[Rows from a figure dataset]
────────────────────────────────────────
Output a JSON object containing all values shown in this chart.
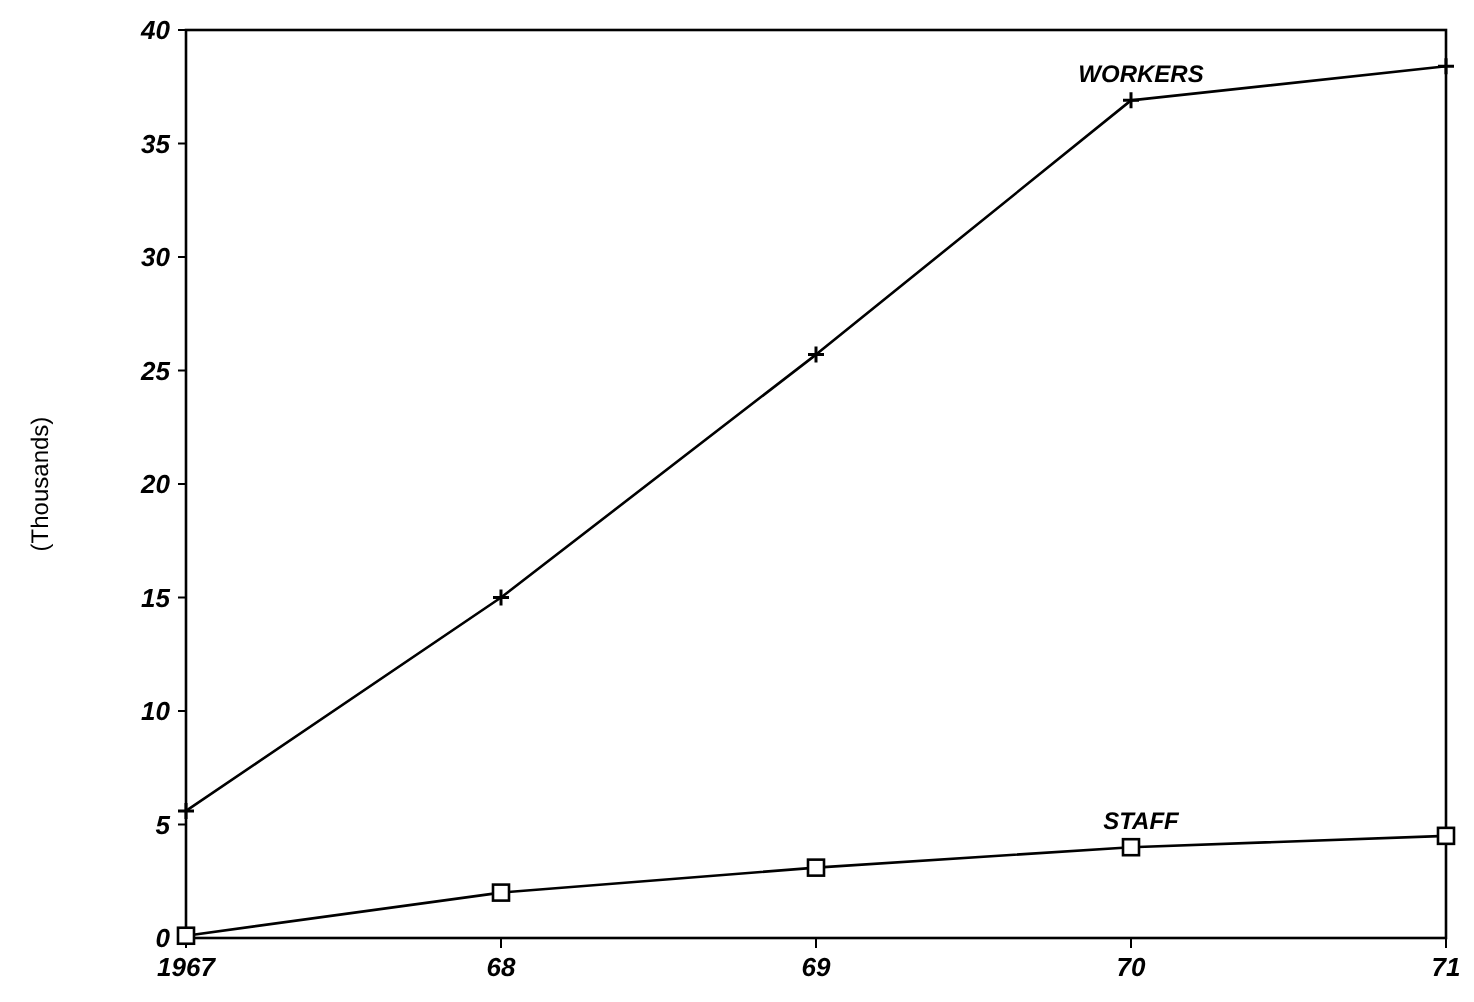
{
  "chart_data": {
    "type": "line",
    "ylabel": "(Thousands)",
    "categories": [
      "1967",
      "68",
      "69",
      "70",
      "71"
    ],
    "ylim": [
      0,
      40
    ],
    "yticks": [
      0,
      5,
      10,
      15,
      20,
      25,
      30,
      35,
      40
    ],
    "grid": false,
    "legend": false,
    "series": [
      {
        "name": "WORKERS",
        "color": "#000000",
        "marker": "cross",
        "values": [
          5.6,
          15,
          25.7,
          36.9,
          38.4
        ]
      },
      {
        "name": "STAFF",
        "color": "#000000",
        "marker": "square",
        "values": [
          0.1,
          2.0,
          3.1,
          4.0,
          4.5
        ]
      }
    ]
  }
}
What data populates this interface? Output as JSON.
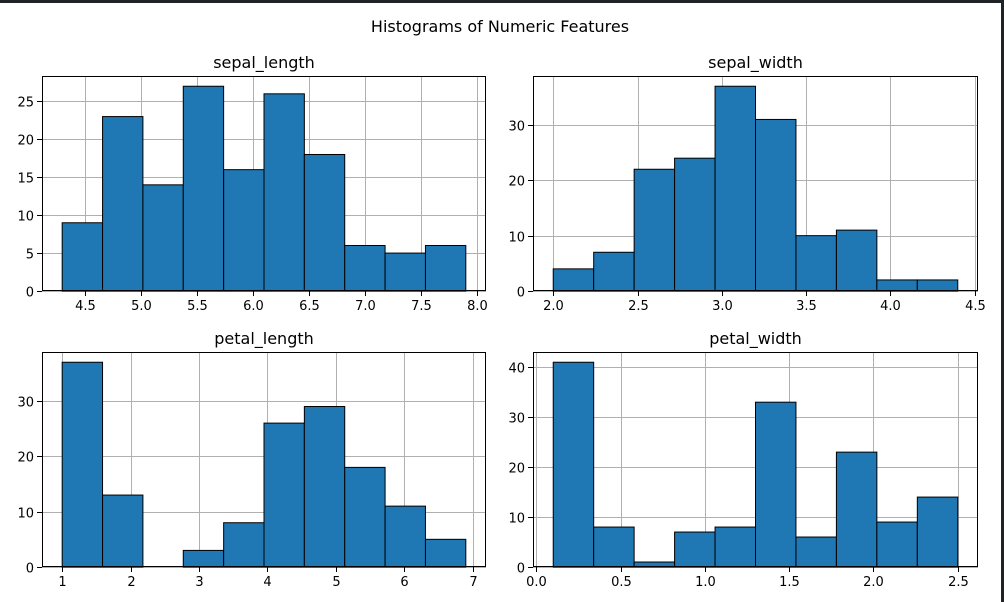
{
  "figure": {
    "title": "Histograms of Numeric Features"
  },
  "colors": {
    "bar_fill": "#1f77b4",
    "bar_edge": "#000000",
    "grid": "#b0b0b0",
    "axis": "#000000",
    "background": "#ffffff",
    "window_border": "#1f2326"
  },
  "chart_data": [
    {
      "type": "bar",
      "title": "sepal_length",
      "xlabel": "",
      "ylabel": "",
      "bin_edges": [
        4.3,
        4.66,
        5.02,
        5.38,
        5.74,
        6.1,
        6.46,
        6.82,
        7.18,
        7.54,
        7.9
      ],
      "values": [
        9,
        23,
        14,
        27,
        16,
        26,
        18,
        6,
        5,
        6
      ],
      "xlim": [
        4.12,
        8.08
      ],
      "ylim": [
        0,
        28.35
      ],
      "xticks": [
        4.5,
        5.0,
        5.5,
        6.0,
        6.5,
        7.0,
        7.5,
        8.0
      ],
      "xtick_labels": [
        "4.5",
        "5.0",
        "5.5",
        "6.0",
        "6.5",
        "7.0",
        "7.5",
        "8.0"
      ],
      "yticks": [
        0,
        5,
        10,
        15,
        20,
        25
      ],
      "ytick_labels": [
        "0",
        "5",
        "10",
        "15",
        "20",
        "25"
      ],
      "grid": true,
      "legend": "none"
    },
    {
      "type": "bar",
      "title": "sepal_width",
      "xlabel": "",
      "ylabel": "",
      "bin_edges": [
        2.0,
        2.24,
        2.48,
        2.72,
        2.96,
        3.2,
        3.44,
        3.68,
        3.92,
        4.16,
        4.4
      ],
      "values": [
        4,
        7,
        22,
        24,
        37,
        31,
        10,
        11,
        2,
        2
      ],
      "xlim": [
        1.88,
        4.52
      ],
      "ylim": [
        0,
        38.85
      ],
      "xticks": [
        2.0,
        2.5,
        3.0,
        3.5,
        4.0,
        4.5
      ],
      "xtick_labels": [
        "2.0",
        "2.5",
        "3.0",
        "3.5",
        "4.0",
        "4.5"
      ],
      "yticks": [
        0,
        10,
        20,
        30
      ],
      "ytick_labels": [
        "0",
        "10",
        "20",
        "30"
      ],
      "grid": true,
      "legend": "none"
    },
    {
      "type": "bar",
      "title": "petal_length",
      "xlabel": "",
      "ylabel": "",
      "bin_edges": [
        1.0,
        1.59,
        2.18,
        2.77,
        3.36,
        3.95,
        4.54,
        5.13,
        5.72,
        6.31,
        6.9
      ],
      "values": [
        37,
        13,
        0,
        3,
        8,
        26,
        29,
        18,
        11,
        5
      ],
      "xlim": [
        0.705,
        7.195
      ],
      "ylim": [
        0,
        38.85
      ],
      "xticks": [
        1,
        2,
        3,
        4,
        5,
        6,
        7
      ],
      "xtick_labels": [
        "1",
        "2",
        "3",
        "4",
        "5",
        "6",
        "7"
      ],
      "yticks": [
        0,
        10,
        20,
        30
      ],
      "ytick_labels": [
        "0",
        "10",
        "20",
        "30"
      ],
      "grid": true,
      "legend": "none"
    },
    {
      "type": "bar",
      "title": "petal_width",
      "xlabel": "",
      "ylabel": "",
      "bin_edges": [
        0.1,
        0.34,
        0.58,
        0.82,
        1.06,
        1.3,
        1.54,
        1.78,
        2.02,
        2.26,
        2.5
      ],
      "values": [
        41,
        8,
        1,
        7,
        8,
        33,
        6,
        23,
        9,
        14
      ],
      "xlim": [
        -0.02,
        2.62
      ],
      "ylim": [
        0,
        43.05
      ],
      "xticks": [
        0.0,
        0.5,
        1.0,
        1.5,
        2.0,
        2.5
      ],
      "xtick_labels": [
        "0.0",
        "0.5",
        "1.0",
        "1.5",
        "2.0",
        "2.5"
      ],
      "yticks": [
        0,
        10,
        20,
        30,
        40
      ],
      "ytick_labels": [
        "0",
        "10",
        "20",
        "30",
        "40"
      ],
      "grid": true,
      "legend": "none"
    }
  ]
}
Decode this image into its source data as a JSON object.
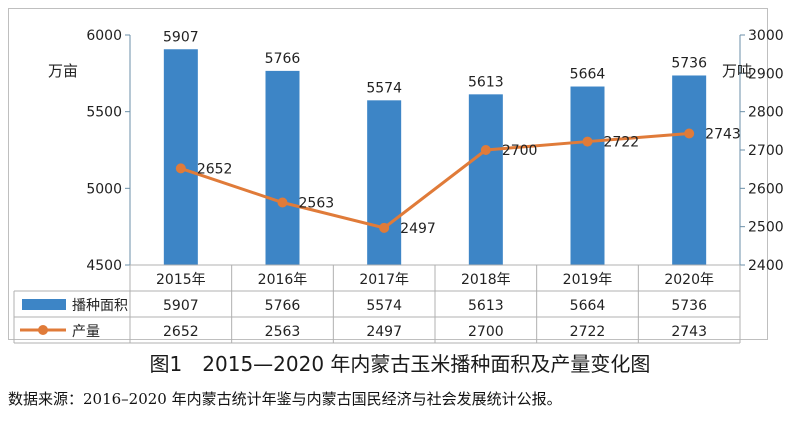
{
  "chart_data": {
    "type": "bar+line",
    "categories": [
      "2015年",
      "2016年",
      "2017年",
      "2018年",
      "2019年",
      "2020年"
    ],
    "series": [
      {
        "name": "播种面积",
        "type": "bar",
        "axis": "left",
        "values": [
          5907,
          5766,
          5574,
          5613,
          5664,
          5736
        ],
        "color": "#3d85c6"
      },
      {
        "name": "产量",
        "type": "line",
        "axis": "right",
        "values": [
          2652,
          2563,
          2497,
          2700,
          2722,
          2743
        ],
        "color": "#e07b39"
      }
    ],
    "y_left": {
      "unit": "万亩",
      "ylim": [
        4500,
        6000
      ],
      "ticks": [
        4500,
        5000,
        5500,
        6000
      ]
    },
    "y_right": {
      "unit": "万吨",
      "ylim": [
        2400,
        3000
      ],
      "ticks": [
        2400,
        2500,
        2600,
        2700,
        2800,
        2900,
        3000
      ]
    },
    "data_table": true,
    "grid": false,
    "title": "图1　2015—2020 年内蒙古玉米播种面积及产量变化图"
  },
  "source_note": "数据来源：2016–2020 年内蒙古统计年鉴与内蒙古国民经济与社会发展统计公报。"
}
────────────────────────────────────────
WHAT THE TASK ASKS -
Pictures don't belong in the copy. Transcribe every record exactly as it appears.

SOLUTION FOR THIS PROBLEM -
Output a JSON object containing all values shown in this chart.
{
  "chart_data": {
    "type": "line",
    "ylabel": "(Thousands)",
    "categories": [
      "1967",
      "68",
      "69",
      "70",
      "71"
    ],
    "ylim": [
      0,
      40
    ],
    "yticks": [
      0,
      5,
      10,
      15,
      20,
      25,
      30,
      35,
      40
    ],
    "grid": false,
    "legend": false,
    "series": [
      {
        "name": "WORKERS",
        "color": "#000000",
        "marker": "cross",
        "values": [
          5.6,
          15,
          25.7,
          36.9,
          38.4
        ]
      },
      {
        "name": "STAFF",
        "color": "#000000",
        "marker": "square",
        "values": [
          0.1,
          2.0,
          3.1,
          4.0,
          4.5
        ]
      }
    ]
  }
}
What data populates this interface? Output as JSON.
{
  "figure": {
    "title": "Histograms of Numeric Features"
  },
  "colors": {
    "bar_fill": "#1f77b4",
    "bar_edge": "#000000",
    "grid": "#b0b0b0",
    "axis": "#000000",
    "background": "#ffffff",
    "window_border": "#1f2326"
  },
  "chart_data": [
    {
      "type": "bar",
      "title": "sepal_length",
      "xlabel": "",
      "ylabel": "",
      "bin_edges": [
        4.3,
        4.66,
        5.02,
        5.38,
        5.74,
        6.1,
        6.46,
        6.82,
        7.18,
        7.54,
        7.9
      ],
      "values": [
        9,
        23,
        14,
        27,
        16,
        26,
        18,
        6,
        5,
        6
      ],
      "xlim": [
        4.12,
        8.08
      ],
      "ylim": [
        0,
        28.35
      ],
      "xticks": [
        4.5,
        5.0,
        5.5,
        6.0,
        6.5,
        7.0,
        7.5,
        8.0
      ],
      "xtick_labels": [
        "4.5",
        "5.0",
        "5.5",
        "6.0",
        "6.5",
        "7.0",
        "7.5",
        "8.0"
      ],
      "yticks": [
        0,
        5,
        10,
        15,
        20,
        25
      ],
      "ytick_labels": [
        "0",
        "5",
        "10",
        "15",
        "20",
        "25"
      ],
      "grid": true,
      "legend": "none"
    },
    {
      "type": "bar",
      "title": "sepal_width",
      "xlabel": "",
      "ylabel": "",
      "bin_edges": [
        2.0,
        2.24,
        2.48,
        2.72,
        2.96,
        3.2,
        3.44,
        3.68,
        3.92,
        4.16,
        4.4
      ],
      "values": [
        4,
        7,
        22,
        24,
        37,
        31,
        10,
        11,
        2,
        2
      ],
      "xlim": [
        1.88,
        4.52
      ],
      "ylim": [
        0,
        38.85
      ],
      "xticks": [
        2.0,
        2.5,
        3.0,
        3.5,
        4.0,
        4.5
      ],
      "xtick_labels": [
        "2.0",
        "2.5",
        "3.0",
        "3.5",
        "4.0",
        "4.5"
      ],
      "yticks": [
        0,
        10,
        20,
        30
      ],
      "ytick_labels": [
        "0",
        "10",
        "20",
        "30"
      ],
      "grid": true,
      "legend": "none"
    },
    {
      "type": "bar",
      "title": "petal_length",
      "xlabel": "",
      "ylabel": "",
      "bin_edges": [
        1.0,
        1.59,
        2.18,
        2.77,
        3.36,
        3.95,
        4.54,
        5.13,
        5.72,
        6.31,
        6.9
      ],
      "values": [
        37,
        13,
        0,
        3,
        8,
        26,
        29,
        18,
        11,
        5
      ],
      "xlim": [
        0.705,
        7.195
      ],
      "ylim": [
        0,
        38.85
      ],
      "xticks": [
        1,
        2,
        3,
        4,
        5,
        6,
        7
      ],
      "xtick_labels": [
        "1",
        "2",
        "3",
        "4",
        "5",
        "6",
        "7"
      ],
      "yticks": [
        0,
        10,
        20,
        30
      ],
      "ytick_labels": [
        "0",
        "10",
        "20",
        "30"
      ],
      "grid": true,
      "legend": "none"
    },
    {
      "type": "bar",
      "title": "petal_width",
      "xlabel": "",
      "ylabel": "",
      "bin_edges": [
        0.1,
        0.34,
        0.58,
        0.82,
        1.06,
        1.3,
        1.54,
        1.78,
        2.02,
        2.26,
        2.5
      ],
      "values": [
        41,
        8,
        1,
        7,
        8,
        33,
        6,
        23,
        9,
        14
      ],
      "xlim": [
        -0.02,
        2.62
      ],
      "ylim": [
        0,
        43.05
      ],
      "xticks": [
        0.0,
        0.5,
        1.0,
        1.5,
        2.0,
        2.5
      ],
      "xtick_labels": [
        "0.0",
        "0.5",
        "1.0",
        "1.5",
        "2.0",
        "2.5"
      ],
      "yticks": [
        0,
        10,
        20,
        30,
        40
      ],
      "ytick_labels": [
        "0",
        "10",
        "20",
        "30",
        "40"
      ],
      "grid": true,
      "legend": "none"
    }
  ]
}
Decode this image into its source data as a JSON object.
{
  "chart_data": {
    "type": "bar+line",
    "categories": [
      "2015年",
      "2016年",
      "2017年",
      "2018年",
      "2019年",
      "2020年"
    ],
    "series": [
      {
        "name": "播种面积",
        "type": "bar",
        "axis": "left",
        "values": [
          5907,
          5766,
          5574,
          5613,
          5664,
          5736
        ],
        "color": "#3d85c6"
      },
      {
        "name": "产量",
        "type": "line",
        "axis": "right",
        "values": [
          2652,
          2563,
          2497,
          2700,
          2722,
          2743
        ],
        "color": "#e07b39"
      }
    ],
    "y_left": {
      "unit": "万亩",
      "ylim": [
        4500,
        6000
      ],
      "ticks": [
        4500,
        5000,
        5500,
        6000
      ]
    },
    "y_right": {
      "unit": "万吨",
      "ylim": [
        2400,
        3000
      ],
      "ticks": [
        2400,
        2500,
        2600,
        2700,
        2800,
        2900,
        3000
      ]
    },
    "data_table": true,
    "grid": false,
    "title": "图1　2015—2020 年内蒙古玉米播种面积及产量变化图"
  },
  "source_note": "数据来源：2016–2020 年内蒙古统计年鉴与内蒙古国民经济与社会发展统计公报。"
}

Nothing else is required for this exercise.